### Problem description
Can you give all the records again without altering a single character?

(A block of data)
═══
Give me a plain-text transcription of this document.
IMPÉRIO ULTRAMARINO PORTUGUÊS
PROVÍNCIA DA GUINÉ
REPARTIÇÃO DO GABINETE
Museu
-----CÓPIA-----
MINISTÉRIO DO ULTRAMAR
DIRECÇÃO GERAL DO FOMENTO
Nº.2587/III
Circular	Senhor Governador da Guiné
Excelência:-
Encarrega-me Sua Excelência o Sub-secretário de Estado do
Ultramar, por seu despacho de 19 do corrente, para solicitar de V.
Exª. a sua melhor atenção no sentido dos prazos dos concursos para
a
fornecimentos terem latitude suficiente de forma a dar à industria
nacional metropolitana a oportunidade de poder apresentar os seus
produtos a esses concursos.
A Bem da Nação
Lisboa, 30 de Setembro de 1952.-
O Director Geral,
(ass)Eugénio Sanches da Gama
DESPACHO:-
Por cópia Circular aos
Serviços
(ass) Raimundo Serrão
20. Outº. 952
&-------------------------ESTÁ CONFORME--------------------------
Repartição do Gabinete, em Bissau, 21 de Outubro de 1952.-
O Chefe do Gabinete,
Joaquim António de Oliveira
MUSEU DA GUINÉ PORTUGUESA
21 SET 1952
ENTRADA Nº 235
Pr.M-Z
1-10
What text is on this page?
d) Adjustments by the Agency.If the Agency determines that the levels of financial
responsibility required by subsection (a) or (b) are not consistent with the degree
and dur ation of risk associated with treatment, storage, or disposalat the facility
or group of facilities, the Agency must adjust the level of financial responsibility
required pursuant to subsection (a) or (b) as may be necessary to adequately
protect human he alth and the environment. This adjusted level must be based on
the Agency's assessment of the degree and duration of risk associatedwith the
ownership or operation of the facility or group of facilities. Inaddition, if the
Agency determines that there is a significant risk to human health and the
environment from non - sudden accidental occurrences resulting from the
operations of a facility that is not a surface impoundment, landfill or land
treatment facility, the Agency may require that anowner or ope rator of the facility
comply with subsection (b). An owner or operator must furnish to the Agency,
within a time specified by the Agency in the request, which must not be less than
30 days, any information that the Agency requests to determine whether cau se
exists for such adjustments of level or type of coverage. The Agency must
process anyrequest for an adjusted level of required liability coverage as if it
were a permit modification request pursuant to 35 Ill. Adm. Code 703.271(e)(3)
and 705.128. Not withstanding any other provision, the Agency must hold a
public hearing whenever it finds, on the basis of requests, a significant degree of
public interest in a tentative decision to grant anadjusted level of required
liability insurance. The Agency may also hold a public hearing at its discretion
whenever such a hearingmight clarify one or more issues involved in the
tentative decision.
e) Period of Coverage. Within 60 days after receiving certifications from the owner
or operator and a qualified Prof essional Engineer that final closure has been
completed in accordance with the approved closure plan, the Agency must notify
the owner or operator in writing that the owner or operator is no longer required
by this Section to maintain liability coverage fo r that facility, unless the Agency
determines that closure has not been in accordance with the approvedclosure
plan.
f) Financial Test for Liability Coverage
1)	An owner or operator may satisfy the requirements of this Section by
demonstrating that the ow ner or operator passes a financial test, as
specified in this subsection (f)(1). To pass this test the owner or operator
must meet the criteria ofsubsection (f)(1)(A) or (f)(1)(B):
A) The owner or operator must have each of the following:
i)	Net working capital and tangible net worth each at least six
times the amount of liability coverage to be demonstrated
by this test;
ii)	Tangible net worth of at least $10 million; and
═══
### Completed task
Give me a plain-text transcription of this document.
IMPÉRIO ULTRAMARINO PORTUGUÊS
PROVÍNCIA DA GUINÉ
REPARTIÇÃO DO GABINETE
Museu
-----CÓPIA-----
MINISTÉRIO DO ULTRAMAR
DIRECÇÃO GERAL DO FOMENTO
Nº.2587/III
Circular	Senhor Governador da Guiné
Excelência:-
Encarrega-me Sua Excelência o Sub-secretário de Estado do
Ultramar, por seu despacho de 19 do corrente, para solicitar de V.
Exª. a sua melhor atenção no sentido dos prazos dos concursos para
a
fornecimentos terem latitude suficiente de forma a dar à industria
nacional metropolitana a oportunidade de poder apresentar os seus
produtos a esses concursos.
A Bem da Nação
Lisboa, 30 de Setembro de 1952.-
O Director Geral,
(ass)Eugénio Sanches da Gama
DESPACHO:-
Por cópia Circular aos
Serviços
(ass) Raimundo Serrão
20. Outº. 952
&-------------------------ESTÁ CONFORME--------------------------
Repartição do Gabinete, em Bissau, 21 de Outubro de 1952.-
O Chefe do Gabinete,
Joaquim António de Oliveira
MUSEU DA GUINÉ PORTUGUESA
21 SET 1952
ENTRADA Nº 235
Pr.M-Z
1-10
What text is on this page?
d) Adjustments by the Agency.If the Agency determines that the levels of financial
responsibility required by subsection (a) or (b) are not consistent with the degree
and dur ation of risk associated with treatment, storage, or disposalat the facility
or group of facilities, the Agency must adjust the level of financial responsibility
required pursuant to subsection (a) or (b) as may be necessary to adequately
protect human he alth and the environment. This adjusted level must be based on
the Agency's assessment of the degree and duration of risk associatedwith the
ownership or operation of the facility or group of facilities. Inaddition, if the
Agency determines that there is a significant risk to human health and the
environment from non - sudden accidental occurrences resulting from the
operations of a facility that is not a surface impoundment, landfill or land
treatment facility, the Agency may require that anowner or ope rator of the facility
comply with subsection (b). An owner or operator must furnish to the Agency,
within a time specified by the Agency in the request, which must not be less than
30 days, any information that the Agency requests to determine whether cau se
exists for such adjustments of level or type of coverage. The Agency must
process anyrequest for an adjusted level of required liability coverage as if it
were a permit modification request pursuant to 35 Ill. Adm. Code 703.271(e)(3)
and 705.128. Not withstanding any other provision, the Agency must hold a
public hearing whenever it finds, on the basis of requests, a significant degree of
public interest in a tentative decision to grant anadjusted level of required
liability insurance. The Agency may also hold a public hearing at its discretion
whenever such a hearingmight clarify one or more issues involved in the
tentative decision.
e) Period of Coverage. Within 60 days after receiving certifications from the owner
or operator and a qualified Prof essional Engineer that final closure has been
completed in accordance with the approved closure plan, the Agency must notify
the owner or operator in writing that the owner or operator is no longer required
by this Section to maintain liability coverage fo r that facility, unless the Agency
determines that closure has not been in accordance with the approvedclosure
plan.
f) Financial Test for Liability Coverage
1)	An owner or operator may satisfy the requirements of this Section by
demonstrating that the ow ner or operator passes a financial test, as
specified in this subsection (f)(1). To pass this test the owner or operator
must meet the criteria ofsubsection (f)(1)(A) or (f)(1)(B):
A) The owner or operator must have each of the following:
i)	Net working capital and tangible net worth each at least six
times the amount of liability coverage to be demonstrated
by this test;
ii)	Tangible net worth of at least $10 million; and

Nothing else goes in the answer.